* _Listed entries_
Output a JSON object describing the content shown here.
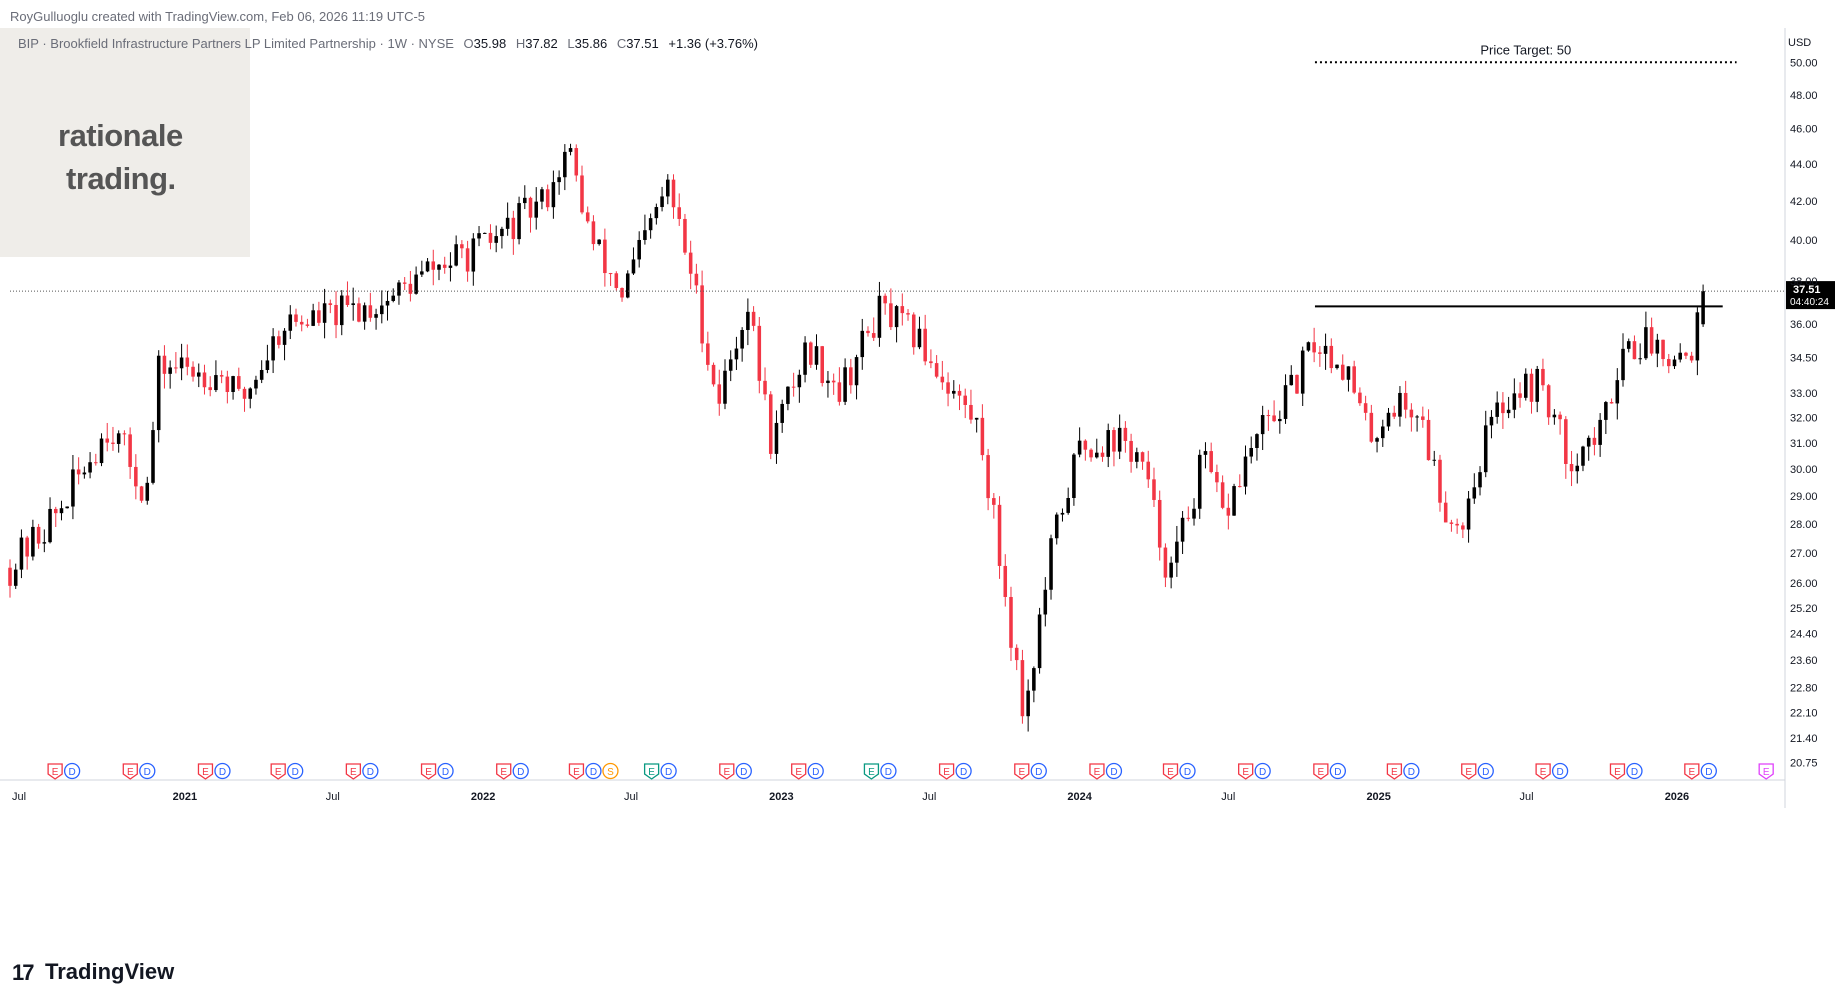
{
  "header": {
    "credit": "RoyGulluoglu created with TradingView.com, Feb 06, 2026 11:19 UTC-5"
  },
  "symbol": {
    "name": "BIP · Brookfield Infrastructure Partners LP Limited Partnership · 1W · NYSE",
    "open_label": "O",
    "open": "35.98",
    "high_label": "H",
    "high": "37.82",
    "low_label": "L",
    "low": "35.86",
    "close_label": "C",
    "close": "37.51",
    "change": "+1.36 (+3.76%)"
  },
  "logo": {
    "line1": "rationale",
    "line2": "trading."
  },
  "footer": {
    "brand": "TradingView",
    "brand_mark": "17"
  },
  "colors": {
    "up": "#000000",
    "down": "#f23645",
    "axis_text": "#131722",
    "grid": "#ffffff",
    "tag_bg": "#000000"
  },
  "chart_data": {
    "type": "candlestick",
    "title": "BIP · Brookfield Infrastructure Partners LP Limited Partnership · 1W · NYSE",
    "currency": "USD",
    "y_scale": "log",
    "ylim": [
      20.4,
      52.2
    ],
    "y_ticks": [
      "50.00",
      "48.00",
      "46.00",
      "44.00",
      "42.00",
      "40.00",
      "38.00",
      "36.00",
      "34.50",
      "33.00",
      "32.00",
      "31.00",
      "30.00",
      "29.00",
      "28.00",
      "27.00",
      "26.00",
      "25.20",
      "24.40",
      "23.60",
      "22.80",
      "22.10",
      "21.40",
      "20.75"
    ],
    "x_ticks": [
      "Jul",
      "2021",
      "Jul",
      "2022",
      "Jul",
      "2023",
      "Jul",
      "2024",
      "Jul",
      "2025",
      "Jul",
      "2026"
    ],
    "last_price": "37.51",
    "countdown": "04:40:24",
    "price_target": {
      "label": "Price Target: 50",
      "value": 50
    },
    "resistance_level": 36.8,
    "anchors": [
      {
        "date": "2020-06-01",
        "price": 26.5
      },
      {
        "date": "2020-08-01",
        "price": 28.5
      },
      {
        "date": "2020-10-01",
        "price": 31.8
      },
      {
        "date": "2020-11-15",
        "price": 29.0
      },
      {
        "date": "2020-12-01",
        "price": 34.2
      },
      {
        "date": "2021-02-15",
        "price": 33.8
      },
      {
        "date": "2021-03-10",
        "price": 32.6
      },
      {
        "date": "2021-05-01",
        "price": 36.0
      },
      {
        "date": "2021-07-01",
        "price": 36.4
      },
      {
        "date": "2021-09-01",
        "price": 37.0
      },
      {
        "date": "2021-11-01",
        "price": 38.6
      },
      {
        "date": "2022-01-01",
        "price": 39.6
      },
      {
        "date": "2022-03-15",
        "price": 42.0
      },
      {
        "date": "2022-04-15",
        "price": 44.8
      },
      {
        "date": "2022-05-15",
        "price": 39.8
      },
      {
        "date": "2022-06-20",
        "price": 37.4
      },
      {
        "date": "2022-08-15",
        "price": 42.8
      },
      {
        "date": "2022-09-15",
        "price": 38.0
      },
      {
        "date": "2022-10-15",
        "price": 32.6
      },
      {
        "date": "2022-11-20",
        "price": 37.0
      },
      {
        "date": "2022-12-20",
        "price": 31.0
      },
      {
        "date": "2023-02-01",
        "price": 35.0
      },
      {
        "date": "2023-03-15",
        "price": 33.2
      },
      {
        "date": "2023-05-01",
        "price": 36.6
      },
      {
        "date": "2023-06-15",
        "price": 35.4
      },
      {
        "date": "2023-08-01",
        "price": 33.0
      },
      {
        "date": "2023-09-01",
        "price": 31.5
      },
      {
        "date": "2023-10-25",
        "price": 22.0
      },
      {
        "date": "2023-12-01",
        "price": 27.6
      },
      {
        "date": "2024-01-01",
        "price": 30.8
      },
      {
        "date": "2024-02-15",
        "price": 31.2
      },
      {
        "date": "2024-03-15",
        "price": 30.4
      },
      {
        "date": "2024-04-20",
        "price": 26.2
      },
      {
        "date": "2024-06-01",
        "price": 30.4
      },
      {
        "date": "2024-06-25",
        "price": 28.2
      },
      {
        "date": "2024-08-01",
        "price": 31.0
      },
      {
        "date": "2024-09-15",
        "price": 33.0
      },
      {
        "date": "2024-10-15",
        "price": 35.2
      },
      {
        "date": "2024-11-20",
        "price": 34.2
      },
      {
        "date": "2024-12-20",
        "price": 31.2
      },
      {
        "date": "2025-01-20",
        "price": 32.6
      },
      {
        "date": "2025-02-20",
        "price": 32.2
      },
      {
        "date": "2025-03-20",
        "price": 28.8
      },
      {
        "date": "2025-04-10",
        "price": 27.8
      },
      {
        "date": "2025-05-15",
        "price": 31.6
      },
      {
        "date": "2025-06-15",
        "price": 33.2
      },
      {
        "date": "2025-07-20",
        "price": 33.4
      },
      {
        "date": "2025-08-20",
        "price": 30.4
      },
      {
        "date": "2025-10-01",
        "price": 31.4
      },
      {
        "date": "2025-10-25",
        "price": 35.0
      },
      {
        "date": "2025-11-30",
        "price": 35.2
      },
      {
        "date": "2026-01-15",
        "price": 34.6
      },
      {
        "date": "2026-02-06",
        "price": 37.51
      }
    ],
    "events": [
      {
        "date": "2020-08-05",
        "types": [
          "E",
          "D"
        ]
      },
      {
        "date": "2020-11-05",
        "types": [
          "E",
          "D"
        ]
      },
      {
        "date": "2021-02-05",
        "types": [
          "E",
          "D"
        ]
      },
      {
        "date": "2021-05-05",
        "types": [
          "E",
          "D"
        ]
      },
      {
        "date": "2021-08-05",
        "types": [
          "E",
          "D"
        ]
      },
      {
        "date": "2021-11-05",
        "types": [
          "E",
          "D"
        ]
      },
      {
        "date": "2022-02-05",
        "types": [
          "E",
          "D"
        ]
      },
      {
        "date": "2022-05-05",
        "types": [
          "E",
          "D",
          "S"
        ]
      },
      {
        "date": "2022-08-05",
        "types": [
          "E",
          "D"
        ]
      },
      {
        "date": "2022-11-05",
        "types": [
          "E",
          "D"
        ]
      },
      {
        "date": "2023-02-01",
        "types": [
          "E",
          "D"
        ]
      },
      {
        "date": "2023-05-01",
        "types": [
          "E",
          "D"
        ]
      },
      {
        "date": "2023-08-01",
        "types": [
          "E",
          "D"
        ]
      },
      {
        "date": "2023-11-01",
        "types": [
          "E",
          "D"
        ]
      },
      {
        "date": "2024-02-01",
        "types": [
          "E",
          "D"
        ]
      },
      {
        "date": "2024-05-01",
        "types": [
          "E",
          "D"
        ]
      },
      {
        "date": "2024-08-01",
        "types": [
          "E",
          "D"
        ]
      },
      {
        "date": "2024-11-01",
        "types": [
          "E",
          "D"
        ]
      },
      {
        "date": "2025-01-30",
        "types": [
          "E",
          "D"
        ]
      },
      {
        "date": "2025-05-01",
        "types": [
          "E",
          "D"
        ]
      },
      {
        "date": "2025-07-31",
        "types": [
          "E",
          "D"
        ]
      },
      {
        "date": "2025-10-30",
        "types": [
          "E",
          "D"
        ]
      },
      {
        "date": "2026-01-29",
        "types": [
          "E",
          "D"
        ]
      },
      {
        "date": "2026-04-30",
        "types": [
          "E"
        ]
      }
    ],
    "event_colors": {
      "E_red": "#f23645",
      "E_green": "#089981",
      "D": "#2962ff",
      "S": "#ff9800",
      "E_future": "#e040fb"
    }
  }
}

--

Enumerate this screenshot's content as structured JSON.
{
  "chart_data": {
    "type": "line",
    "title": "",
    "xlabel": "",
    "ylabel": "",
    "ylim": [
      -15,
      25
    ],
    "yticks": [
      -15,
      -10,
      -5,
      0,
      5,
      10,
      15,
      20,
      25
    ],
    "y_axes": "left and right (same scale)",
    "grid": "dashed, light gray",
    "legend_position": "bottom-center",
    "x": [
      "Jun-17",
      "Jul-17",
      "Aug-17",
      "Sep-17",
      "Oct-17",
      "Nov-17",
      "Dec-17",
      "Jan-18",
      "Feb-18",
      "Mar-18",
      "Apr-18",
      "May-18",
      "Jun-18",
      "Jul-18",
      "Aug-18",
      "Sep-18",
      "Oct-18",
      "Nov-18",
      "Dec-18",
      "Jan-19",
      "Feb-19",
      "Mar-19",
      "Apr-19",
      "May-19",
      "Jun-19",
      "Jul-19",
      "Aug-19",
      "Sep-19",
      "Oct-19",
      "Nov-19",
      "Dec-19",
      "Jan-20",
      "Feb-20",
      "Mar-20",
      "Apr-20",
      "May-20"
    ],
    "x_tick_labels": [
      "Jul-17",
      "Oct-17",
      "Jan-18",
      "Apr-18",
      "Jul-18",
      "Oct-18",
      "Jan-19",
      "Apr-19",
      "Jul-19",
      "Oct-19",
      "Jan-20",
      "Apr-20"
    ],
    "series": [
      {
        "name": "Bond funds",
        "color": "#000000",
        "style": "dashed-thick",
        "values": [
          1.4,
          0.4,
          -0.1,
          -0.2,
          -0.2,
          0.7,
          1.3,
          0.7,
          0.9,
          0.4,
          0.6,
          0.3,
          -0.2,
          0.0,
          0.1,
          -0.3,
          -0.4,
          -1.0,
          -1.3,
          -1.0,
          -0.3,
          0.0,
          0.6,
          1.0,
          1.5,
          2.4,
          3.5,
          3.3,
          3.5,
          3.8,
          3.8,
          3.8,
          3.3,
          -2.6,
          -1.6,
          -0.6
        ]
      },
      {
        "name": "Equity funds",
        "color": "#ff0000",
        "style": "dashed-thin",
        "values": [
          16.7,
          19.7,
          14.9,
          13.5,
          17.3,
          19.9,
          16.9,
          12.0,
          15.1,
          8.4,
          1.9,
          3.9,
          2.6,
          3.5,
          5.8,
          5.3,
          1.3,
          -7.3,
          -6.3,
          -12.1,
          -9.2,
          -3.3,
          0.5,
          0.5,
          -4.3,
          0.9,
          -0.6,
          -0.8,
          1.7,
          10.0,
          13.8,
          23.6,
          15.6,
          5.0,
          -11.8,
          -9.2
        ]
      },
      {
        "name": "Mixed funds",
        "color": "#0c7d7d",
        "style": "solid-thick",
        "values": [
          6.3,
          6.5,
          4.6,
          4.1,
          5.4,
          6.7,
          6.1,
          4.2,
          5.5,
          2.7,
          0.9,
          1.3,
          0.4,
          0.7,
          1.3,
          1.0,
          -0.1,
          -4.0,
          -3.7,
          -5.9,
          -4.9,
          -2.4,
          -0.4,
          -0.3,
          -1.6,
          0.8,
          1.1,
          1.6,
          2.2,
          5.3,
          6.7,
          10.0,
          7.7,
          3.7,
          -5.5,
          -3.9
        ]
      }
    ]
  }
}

* _Instructions to follow_
Return every line above in which the string "Infrastructure" occurs.

* _Correct output_
    "name": "BIP · Brookfield Infrastructure Partners LP Limited Partnership · 1W · NYSE",
    "title": "BIP · Brookfield Infrastructure Partners LP Limited Partnership · 1W · NYSE",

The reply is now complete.